- _SHORT EXERCISE_
Reproduce all entries word for word.

-- Begin --

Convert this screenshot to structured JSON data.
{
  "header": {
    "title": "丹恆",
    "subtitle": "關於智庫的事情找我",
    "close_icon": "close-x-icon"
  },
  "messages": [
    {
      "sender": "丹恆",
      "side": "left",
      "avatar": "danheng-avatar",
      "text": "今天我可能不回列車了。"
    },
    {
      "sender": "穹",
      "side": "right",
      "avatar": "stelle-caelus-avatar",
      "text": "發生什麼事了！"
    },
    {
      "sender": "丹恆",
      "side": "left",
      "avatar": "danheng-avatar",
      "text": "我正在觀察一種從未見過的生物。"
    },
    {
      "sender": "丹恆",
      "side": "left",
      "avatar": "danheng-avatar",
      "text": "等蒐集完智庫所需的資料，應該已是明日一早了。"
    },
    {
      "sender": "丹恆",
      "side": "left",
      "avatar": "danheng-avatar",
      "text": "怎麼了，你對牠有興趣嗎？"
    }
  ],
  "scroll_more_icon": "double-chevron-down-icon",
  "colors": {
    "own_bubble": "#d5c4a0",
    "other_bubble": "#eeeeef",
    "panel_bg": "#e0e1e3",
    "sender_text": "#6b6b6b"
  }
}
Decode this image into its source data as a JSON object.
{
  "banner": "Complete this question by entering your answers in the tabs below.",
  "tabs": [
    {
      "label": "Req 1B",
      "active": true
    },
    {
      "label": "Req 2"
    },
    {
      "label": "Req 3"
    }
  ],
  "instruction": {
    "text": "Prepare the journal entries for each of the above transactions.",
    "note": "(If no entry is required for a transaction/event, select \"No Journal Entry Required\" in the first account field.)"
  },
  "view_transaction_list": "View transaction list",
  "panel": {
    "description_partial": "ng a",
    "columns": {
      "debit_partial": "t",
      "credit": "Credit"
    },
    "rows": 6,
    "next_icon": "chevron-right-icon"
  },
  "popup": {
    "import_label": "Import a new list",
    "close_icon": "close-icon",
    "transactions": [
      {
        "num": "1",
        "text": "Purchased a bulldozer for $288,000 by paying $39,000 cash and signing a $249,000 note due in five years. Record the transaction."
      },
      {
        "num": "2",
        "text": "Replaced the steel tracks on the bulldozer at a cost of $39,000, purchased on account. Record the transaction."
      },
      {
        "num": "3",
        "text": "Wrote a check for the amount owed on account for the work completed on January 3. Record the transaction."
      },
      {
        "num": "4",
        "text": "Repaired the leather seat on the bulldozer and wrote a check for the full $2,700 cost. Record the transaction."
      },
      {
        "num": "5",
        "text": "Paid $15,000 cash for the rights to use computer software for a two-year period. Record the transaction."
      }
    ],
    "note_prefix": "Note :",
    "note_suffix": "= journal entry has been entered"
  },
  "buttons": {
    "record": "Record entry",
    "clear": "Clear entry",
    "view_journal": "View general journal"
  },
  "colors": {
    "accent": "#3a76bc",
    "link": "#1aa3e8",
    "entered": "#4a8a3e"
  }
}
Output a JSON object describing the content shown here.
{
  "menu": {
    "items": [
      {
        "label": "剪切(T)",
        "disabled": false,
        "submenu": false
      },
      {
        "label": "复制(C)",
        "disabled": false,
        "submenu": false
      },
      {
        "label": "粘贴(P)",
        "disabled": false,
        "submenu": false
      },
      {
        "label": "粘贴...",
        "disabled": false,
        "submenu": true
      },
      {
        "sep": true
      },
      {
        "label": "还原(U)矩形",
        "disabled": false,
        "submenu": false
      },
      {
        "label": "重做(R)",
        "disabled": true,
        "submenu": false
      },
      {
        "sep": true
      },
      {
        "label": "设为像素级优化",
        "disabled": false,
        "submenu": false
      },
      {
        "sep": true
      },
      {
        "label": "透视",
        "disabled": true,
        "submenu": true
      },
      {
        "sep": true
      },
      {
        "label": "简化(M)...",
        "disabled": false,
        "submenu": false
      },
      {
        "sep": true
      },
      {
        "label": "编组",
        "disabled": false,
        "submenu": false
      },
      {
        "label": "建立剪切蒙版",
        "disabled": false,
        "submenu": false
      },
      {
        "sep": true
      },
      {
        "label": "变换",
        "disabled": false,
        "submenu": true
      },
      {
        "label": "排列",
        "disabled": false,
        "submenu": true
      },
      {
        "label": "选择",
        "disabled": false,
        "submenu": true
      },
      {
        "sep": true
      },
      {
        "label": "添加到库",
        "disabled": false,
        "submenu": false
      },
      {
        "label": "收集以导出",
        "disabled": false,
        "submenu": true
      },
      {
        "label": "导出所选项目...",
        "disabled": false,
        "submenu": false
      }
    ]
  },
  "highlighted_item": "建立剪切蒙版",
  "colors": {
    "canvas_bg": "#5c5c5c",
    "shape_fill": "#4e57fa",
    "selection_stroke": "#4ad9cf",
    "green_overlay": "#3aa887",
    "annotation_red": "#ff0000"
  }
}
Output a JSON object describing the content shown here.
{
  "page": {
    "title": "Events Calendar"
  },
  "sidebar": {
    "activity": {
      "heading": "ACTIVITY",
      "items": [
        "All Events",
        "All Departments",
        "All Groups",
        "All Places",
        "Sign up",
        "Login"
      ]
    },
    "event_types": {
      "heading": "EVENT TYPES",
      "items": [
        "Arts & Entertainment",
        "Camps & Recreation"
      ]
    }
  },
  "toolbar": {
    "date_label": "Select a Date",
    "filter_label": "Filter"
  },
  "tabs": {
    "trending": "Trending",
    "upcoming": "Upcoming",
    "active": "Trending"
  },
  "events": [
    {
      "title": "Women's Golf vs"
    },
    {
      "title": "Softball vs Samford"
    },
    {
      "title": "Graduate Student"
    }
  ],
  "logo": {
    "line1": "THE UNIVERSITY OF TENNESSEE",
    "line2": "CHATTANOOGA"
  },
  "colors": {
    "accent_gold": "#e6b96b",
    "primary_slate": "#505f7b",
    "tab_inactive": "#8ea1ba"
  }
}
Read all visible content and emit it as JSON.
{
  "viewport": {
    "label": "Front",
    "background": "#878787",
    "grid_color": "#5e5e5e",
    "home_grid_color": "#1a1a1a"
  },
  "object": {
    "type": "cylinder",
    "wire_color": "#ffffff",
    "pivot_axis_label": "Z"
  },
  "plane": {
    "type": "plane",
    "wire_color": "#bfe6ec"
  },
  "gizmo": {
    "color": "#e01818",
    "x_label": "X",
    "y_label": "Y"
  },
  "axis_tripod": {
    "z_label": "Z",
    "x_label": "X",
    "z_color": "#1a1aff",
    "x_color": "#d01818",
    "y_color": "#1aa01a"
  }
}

-- End --

- _TASK ANSWER_
Convert this screenshot to structured JSON data.
{
  "header": {
    "title": "丹恆",
    "subtitle": "關於智庫的事情找我",
    "close_icon": "close-x-icon"
  },
  "messages": [
    {
      "sender": "丹恆",
      "side": "left",
      "avatar": "danheng-avatar",
      "text": "今天我可能不回列車了。"
    },
    {
      "sender": "穹",
      "side": "right",
      "avatar": "stelle-caelus-avatar",
      "text": "發生什麼事了！"
    },
    {
      "sender": "丹恆",
      "side": "left",
      "avatar": "danheng-avatar",
      "text": "我正在觀察一種從未見過的生物。"
    },
    {
      "sender": "丹恆",
      "side": "left",
      "avatar": "danheng-avatar",
      "text": "等蒐集完智庫所需的資料，應該已是明日一早了。"
    },
    {
      "sender": "丹恆",
      "side": "left",
      "avatar": "danheng-avatar",
      "text": "怎麼了，你對牠有興趣嗎？"
    }
  ],
  "scroll_more_icon": "double-chevron-down-icon",
  "colors": {
    "own_bubble": "#d5c4a0",
    "other_bubble": "#eeeeef",
    "panel_bg": "#e0e1e3",
    "sender_text": "#6b6b6b"
  }
}
Decode this image into its source data as a JSON object.
{
  "banner": "Complete this question by entering your answers in the tabs below.",
  "tabs": [
    {
      "label": "Req 1B",
      "active": true
    },
    {
      "label": "Req 2"
    },
    {
      "label": "Req 3"
    }
  ],
  "instruction": {
    "text": "Prepare the journal entries for each of the above transactions.",
    "note": "(If no entry is required for a transaction/event, select \"No Journal Entry Required\" in the first account field.)"
  },
  "view_transaction_list": "View transaction list",
  "panel": {
    "description_partial": "ng a",
    "columns": {
      "debit_partial": "t",
      "credit": "Credit"
    },
    "rows": 6,
    "next_icon": "chevron-right-icon"
  },
  "popup": {
    "import_label": "Import a new list",
    "close_icon": "close-icon",
    "transactions": [
      {
        "num": "1",
        "text": "Purchased a bulldozer for $288,000 by paying $39,000 cash and signing a $249,000 note due in five years. Record the transaction."
      },
      {
        "num": "2",
        "text": "Replaced the steel tracks on the bulldozer at a cost of $39,000, purchased on account. Record the transaction."
      },
      {
        "num": "3",
        "text": "Wrote a check for the amount owed on account for the work completed on January 3. Record the transaction."
      },
      {
        "num": "4",
        "text": "Repaired the leather seat on the bulldozer and wrote a check for the full $2,700 cost. Record the transaction."
      },
      {
        "num": "5",
        "text": "Paid $15,000 cash for the rights to use computer software for a two-year period. Record the transaction."
      }
    ],
    "note_prefix": "Note :",
    "note_suffix": "= journal entry has been entered"
  },
  "buttons": {
    "record": "Record entry",
    "clear": "Clear entry",
    "view_journal": "View general journal"
  },
  "colors": {
    "accent": "#3a76bc",
    "link": "#1aa3e8",
    "entered": "#4a8a3e"
  }
}
Output a JSON object describing the content shown here.
{
  "menu": {
    "items": [
      {
        "label": "剪切(T)",
        "disabled": false,
        "submenu": false
      },
      {
        "label": "复制(C)",
        "disabled": false,
        "submenu": false
      },
      {
        "label": "粘贴(P)",
        "disabled": false,
        "submenu": false
      },
      {
        "label": "粘贴...",
        "disabled": false,
        "submenu": true
      },
      {
        "sep": true
      },
      {
        "label": "还原(U)矩形",
        "disabled": false,
        "submenu": false
      },
      {
        "label": "重做(R)",
        "disabled": true,
        "submenu": false
      },
      {
        "sep": true
      },
      {
        "label": "设为像素级优化",
        "disabled": false,
        "submenu": false
      },
      {
        "sep": true
      },
      {
        "label": "透视",
        "disabled": true,
        "submenu": true
      },
      {
        "sep": true
      },
      {
        "label": "简化(M)...",
        "disabled": false,
        "submenu": false
      },
      {
        "sep": true
      },
      {
        "label": "编组",
        "disabled": false,
        "submenu": false
      },
      {
        "label": "建立剪切蒙版",
        "disabled": false,
        "submenu": false
      },
      {
        "sep": true
      },
      {
        "label": "变换",
        "disabled": false,
        "submenu": true
      },
      {
        "label": "排列",
        "disabled": false,
        "submenu": true
      },
      {
        "label": "选择",
        "disabled": false,
        "submenu": true
      },
      {
        "sep": true
      },
      {
        "label": "添加到库",
        "disabled": false,
        "submenu": false
      },
      {
        "label": "收集以导出",
        "disabled": false,
        "submenu": true
      },
      {
        "label": "导出所选项目...",
        "disabled": false,
        "submenu": false
      }
    ]
  },
  "highlighted_item": "建立剪切蒙版",
  "colors": {
    "canvas_bg": "#5c5c5c",
    "shape_fill": "#4e57fa",
    "selection_stroke": "#4ad9cf",
    "green_overlay": "#3aa887",
    "annotation_red": "#ff0000"
  }
}
Output a JSON object describing the content shown here.
{
  "page": {
    "title": "Events Calendar"
  },
  "sidebar": {
    "activity": {
      "heading": "ACTIVITY",
      "items": [
        "All Events",
        "All Departments",
        "All Groups",
        "All Places",
        "Sign up",
        "Login"
      ]
    },
    "event_types": {
      "heading": "EVENT TYPES",
      "items": [
        "Arts & Entertainment",
        "Camps & Recreation"
      ]
    }
  },
  "toolbar": {
    "date_label": "Select a Date",
    "filter_label": "Filter"
  },
  "tabs": {
    "trending": "Trending",
    "upcoming": "Upcoming",
    "active": "Trending"
  },
  "events": [
    {
      "title": "Women's Golf vs"
    },
    {
      "title": "Softball vs Samford"
    },
    {
      "title": "Graduate Student"
    }
  ],
  "logo": {
    "line1": "THE UNIVERSITY OF TENNESSEE",
    "line2": "CHATTANOOGA"
  },
  "colors": {
    "accent_gold": "#e6b96b",
    "primary_slate": "#505f7b",
    "tab_inactive": "#8ea1ba"
  }
}
Read all visible content and emit it as JSON.
{
  "viewport": {
    "label": "Front",
    "background": "#878787",
    "grid_color": "#5e5e5e",
    "home_grid_color": "#1a1a1a"
  },
  "object": {
    "type": "cylinder",
    "wire_color": "#ffffff",
    "pivot_axis_label": "Z"
  },
  "plane": {
    "type": "plane",
    "wire_color": "#bfe6ec"
  },
  "gizmo": {
    "color": "#e01818",
    "x_label": "X",
    "y_label": "Y"
  },
  "axis_tripod": {
    "z_label": "Z",
    "x_label": "X",
    "z_color": "#1a1aff",
    "x_color": "#d01818",
    "y_color": "#1aa01a"
  }
}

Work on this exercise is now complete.